** start **

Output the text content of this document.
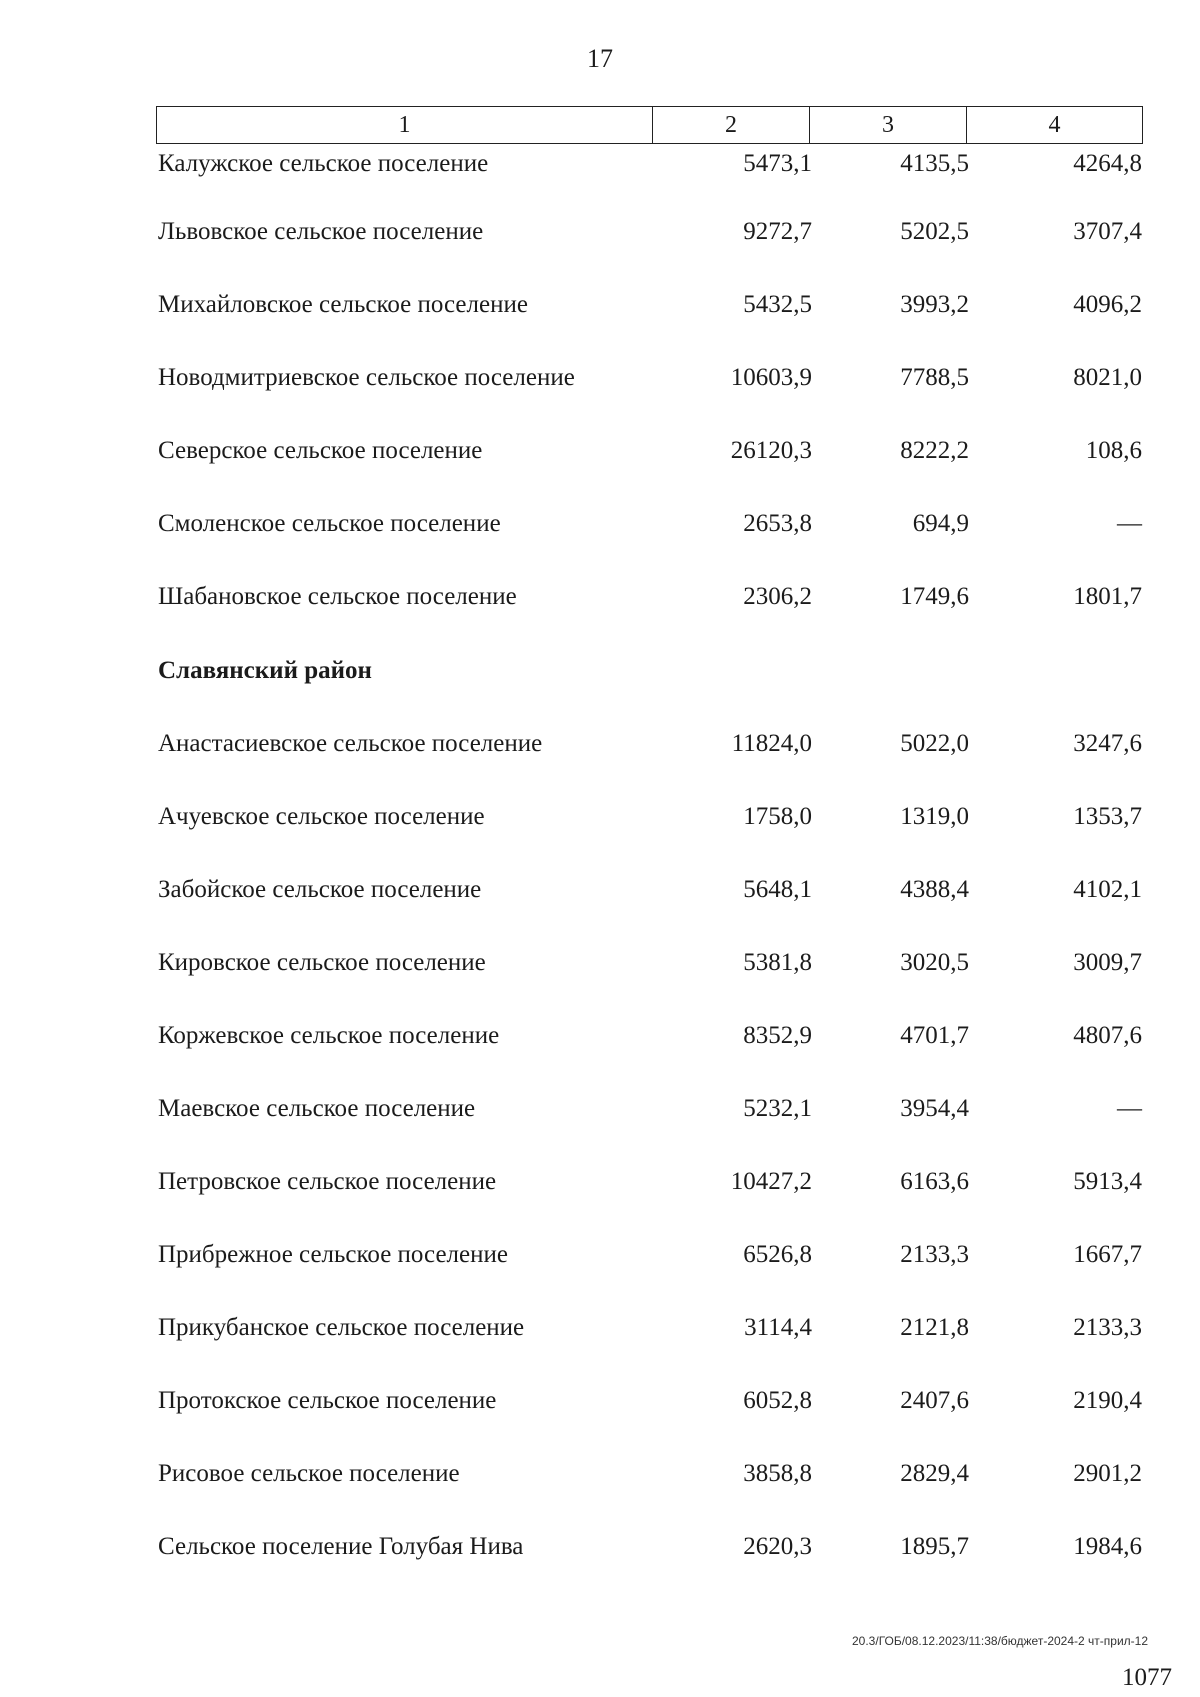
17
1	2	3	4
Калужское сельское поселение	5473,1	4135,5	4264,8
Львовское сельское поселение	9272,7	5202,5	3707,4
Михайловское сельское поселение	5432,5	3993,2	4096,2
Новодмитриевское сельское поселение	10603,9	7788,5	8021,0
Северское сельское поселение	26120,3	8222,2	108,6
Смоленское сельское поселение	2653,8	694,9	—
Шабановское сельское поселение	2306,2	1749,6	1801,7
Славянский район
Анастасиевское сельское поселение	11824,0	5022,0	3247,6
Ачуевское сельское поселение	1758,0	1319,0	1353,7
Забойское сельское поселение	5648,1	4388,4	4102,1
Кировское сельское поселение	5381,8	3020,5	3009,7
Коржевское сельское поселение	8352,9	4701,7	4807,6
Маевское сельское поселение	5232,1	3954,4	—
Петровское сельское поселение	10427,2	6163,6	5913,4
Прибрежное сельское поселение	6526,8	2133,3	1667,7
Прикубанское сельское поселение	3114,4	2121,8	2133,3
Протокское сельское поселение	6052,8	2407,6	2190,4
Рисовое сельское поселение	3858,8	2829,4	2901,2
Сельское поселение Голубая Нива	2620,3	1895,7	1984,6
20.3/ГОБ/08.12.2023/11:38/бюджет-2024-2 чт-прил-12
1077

** end **
** start **

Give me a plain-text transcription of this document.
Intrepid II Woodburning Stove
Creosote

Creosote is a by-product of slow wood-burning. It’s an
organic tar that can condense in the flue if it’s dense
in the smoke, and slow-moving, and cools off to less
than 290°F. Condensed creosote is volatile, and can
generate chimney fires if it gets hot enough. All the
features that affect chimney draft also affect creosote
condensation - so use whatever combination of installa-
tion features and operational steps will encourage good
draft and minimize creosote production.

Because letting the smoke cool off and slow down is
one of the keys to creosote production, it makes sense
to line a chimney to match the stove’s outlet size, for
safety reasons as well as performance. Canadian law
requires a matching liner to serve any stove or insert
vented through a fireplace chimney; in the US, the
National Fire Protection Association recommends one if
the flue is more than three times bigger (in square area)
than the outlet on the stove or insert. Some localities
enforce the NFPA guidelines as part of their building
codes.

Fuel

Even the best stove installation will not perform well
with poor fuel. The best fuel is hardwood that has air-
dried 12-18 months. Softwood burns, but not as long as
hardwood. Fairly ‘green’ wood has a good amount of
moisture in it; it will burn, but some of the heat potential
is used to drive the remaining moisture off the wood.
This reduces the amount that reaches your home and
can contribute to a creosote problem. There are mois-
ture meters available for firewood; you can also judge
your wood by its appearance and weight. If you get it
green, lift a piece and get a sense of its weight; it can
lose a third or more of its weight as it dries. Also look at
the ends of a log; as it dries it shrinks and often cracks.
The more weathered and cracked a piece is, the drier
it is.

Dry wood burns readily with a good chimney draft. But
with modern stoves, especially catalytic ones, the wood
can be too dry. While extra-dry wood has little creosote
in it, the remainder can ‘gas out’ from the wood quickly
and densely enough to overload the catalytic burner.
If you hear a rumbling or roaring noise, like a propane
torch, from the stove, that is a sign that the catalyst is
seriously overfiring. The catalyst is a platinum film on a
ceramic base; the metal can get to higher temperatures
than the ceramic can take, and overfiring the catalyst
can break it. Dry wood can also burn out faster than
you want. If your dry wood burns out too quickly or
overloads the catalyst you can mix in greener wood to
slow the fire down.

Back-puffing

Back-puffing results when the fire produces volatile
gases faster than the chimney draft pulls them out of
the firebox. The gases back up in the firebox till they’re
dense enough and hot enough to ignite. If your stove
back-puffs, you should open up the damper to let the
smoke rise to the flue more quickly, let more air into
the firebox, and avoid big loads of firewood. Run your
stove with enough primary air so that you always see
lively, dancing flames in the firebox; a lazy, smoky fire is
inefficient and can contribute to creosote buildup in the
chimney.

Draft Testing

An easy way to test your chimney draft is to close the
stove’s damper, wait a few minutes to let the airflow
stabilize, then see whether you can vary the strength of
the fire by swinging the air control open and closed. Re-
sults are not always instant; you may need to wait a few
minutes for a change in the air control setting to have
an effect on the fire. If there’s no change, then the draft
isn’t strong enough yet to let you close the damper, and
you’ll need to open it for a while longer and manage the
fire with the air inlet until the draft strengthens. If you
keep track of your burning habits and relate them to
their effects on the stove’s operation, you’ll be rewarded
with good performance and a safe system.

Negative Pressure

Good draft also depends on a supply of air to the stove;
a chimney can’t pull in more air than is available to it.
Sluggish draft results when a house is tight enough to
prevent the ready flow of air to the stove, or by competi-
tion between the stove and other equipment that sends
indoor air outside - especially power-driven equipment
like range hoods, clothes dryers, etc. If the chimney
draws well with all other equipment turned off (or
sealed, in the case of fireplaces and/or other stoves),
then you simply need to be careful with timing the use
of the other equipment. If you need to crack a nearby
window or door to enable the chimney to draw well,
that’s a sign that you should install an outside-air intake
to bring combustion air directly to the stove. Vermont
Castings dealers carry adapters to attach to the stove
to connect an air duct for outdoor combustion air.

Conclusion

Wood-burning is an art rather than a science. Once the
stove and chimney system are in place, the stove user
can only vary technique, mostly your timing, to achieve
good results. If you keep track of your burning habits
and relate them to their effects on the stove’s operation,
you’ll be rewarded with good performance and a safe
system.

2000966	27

** end **

- _YOUR TASK_
Report the number of lines that contain "them", with no other words.

- _WRITTEN SOLUTION_
3